GOAL OF THE EXERCISE: Go through the records and extract every line with the word "this".

TASK MATERIAL:
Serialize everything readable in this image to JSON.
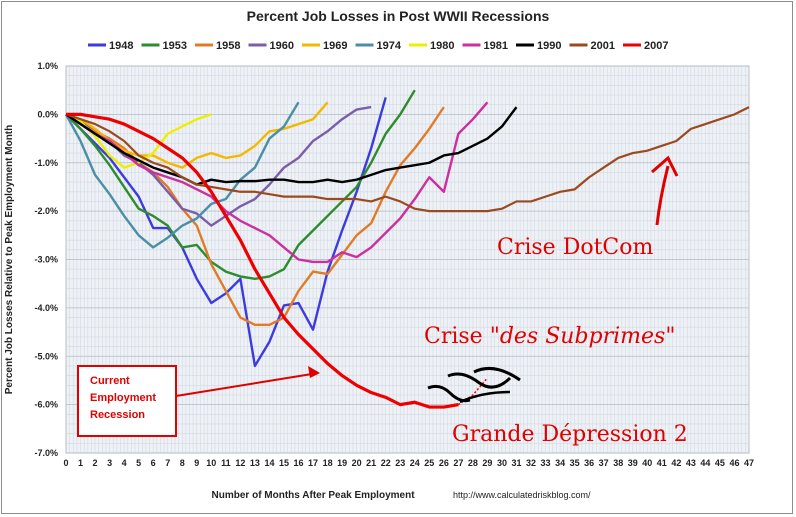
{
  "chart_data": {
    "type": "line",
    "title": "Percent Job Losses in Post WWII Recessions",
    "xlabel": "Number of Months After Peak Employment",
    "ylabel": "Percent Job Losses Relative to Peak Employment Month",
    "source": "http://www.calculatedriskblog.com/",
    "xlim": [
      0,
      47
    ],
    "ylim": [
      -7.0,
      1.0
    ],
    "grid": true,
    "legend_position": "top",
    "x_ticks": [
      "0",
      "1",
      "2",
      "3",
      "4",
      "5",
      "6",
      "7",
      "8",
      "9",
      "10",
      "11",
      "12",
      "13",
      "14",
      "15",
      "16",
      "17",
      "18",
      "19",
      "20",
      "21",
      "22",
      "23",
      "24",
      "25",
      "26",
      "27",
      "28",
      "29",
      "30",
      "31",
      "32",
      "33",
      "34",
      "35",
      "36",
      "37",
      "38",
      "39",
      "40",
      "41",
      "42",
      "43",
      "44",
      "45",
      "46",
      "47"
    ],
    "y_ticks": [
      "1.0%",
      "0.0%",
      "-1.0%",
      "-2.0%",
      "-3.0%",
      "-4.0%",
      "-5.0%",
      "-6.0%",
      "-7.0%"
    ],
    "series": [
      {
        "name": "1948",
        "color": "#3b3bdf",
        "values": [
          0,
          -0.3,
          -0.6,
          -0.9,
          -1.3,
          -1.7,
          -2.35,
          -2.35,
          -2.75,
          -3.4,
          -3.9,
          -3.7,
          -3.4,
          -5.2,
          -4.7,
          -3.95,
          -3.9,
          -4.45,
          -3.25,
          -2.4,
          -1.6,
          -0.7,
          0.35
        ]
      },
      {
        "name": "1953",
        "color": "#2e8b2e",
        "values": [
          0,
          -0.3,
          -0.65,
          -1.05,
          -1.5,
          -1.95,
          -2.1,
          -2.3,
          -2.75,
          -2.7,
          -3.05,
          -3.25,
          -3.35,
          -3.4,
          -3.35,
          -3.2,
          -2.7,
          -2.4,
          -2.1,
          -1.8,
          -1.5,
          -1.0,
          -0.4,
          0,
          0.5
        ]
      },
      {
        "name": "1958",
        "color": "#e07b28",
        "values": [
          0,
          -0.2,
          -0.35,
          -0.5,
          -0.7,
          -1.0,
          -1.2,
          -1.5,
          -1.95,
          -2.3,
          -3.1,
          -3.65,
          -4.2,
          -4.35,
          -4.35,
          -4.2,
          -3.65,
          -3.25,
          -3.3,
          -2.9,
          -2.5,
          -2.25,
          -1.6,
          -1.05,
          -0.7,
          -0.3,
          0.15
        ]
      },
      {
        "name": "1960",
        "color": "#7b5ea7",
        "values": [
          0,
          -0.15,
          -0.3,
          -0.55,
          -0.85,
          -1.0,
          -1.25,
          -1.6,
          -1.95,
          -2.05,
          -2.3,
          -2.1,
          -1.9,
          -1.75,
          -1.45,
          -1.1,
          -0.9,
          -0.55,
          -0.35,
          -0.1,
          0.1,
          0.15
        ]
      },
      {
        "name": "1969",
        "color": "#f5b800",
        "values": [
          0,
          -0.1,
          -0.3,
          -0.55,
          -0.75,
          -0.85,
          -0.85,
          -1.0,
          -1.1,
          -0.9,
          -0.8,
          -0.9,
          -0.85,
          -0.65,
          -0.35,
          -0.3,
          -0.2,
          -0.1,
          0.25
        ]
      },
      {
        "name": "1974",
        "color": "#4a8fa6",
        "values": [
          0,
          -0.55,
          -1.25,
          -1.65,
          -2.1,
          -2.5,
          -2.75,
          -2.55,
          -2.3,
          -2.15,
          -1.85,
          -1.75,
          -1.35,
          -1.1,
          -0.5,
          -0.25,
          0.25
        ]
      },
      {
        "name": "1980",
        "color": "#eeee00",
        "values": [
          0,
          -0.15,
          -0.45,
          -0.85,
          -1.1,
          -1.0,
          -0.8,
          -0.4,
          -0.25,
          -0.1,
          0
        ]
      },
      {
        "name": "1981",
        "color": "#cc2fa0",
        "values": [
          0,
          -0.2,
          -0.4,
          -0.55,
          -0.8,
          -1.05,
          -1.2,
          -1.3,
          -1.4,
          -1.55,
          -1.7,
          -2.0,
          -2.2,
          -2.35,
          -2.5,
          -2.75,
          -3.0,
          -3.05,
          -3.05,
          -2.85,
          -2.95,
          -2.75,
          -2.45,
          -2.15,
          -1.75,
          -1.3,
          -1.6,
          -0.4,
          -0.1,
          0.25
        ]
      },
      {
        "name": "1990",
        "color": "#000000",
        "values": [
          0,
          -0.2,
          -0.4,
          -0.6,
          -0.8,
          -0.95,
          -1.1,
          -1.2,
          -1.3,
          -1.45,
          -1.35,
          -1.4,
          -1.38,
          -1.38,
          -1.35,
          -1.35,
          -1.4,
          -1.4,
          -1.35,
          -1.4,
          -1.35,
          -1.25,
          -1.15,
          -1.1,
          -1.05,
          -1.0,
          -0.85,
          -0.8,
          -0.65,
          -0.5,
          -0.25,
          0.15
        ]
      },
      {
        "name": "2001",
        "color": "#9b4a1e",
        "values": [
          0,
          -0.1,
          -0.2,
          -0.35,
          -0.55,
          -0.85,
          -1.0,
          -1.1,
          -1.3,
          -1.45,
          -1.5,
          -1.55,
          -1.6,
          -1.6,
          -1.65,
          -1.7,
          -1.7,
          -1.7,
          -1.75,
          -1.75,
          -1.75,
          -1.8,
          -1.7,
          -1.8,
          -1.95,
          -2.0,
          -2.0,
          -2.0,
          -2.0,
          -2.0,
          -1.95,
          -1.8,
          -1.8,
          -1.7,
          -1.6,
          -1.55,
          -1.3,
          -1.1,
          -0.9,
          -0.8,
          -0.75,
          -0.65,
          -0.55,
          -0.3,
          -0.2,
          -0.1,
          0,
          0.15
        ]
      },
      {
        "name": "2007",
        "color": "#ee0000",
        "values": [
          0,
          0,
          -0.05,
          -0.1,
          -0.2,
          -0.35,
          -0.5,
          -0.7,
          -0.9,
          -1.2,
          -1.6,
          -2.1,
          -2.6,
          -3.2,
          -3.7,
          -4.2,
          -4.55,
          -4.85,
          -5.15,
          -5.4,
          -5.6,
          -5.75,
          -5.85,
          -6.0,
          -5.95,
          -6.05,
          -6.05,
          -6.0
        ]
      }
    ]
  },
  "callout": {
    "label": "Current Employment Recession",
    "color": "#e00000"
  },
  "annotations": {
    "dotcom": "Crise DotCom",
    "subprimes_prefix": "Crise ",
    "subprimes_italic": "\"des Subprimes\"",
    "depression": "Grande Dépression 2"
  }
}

==

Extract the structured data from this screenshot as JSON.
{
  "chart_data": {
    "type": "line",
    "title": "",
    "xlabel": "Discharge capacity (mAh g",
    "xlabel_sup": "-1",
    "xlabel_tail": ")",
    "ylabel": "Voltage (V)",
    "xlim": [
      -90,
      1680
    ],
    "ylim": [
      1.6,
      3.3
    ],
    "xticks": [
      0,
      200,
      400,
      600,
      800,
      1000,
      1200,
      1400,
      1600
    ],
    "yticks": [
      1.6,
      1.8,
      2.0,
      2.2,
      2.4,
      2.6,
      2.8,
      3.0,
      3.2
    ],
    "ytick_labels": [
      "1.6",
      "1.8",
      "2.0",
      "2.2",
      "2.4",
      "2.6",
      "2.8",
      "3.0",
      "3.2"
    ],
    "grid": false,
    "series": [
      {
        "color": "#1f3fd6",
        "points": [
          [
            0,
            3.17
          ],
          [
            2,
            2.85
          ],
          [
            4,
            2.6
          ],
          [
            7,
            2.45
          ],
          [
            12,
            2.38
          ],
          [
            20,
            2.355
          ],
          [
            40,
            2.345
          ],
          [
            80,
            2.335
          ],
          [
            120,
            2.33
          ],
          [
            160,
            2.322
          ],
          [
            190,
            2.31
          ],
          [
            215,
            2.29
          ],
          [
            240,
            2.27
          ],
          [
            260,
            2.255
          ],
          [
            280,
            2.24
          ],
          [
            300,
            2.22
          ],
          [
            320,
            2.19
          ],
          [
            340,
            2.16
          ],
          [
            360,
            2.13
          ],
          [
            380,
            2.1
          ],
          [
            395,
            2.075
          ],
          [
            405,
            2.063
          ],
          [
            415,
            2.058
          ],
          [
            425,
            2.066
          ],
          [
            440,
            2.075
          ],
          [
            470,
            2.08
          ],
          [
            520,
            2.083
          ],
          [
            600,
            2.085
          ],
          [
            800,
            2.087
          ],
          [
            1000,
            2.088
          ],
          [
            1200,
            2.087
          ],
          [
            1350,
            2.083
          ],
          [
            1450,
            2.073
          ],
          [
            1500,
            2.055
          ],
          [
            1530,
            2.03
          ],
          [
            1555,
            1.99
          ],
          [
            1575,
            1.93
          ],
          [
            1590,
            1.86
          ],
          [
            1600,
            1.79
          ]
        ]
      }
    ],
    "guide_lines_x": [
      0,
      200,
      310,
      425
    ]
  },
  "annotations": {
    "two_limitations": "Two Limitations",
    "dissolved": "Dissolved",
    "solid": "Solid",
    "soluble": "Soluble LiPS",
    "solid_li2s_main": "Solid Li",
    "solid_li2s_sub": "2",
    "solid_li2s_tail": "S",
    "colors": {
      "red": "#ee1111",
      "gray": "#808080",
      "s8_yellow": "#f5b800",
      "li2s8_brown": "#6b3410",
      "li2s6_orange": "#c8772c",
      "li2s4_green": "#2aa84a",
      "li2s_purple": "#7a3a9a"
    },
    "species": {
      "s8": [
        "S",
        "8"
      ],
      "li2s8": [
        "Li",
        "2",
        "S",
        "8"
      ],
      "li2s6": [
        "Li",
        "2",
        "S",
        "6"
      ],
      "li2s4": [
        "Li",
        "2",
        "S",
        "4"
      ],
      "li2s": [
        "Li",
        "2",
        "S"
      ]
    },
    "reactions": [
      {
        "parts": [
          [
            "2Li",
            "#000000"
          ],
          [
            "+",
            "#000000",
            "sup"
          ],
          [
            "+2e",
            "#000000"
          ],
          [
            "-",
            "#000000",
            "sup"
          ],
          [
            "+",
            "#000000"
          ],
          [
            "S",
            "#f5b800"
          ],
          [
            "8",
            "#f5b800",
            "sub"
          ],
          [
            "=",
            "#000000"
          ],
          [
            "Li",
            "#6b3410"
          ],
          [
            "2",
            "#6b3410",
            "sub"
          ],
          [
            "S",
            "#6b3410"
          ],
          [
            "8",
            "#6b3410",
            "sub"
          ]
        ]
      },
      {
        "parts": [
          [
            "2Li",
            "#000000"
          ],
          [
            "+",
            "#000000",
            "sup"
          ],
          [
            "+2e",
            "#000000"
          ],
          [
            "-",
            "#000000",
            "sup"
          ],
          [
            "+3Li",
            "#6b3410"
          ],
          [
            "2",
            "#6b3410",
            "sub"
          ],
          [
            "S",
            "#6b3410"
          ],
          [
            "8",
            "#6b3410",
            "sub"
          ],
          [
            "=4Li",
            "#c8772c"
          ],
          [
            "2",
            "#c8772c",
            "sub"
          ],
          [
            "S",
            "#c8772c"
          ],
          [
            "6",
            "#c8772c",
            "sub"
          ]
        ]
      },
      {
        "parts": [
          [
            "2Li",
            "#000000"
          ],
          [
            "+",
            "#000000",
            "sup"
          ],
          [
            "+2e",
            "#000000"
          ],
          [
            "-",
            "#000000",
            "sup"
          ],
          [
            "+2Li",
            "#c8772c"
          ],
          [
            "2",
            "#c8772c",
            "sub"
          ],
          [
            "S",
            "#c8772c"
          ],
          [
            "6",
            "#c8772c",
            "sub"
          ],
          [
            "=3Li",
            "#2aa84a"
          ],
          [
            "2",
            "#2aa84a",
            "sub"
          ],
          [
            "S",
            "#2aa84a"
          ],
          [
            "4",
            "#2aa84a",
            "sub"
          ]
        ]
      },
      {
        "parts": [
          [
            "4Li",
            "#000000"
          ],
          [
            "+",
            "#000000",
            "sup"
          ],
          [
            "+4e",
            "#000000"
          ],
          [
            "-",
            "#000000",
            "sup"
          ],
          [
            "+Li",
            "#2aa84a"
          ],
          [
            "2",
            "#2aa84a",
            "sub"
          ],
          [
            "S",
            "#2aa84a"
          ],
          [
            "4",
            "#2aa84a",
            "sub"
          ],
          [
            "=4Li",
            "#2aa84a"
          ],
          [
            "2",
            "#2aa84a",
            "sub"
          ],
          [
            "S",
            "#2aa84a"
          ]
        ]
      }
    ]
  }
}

==

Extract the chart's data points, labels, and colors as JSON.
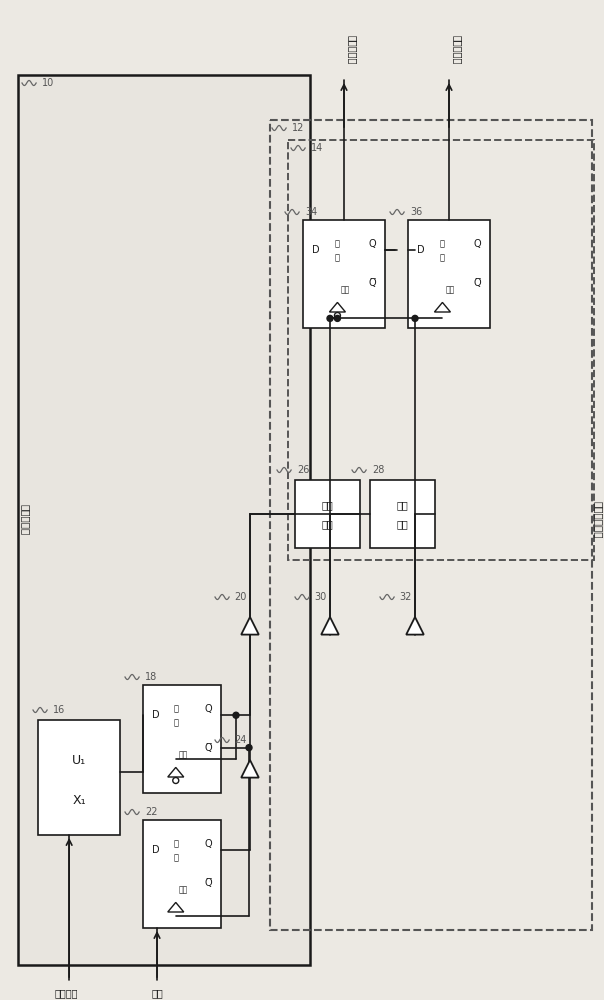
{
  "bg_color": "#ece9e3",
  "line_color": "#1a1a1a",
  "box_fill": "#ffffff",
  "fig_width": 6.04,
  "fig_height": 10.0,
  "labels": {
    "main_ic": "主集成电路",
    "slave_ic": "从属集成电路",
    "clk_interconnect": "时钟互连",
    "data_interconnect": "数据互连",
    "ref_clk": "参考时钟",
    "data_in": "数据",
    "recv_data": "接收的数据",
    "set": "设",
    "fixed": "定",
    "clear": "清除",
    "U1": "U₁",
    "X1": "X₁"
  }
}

ANSWER:
Serialize everything readable in this image to JSON.
Extract the structured data from this screenshot as JSON.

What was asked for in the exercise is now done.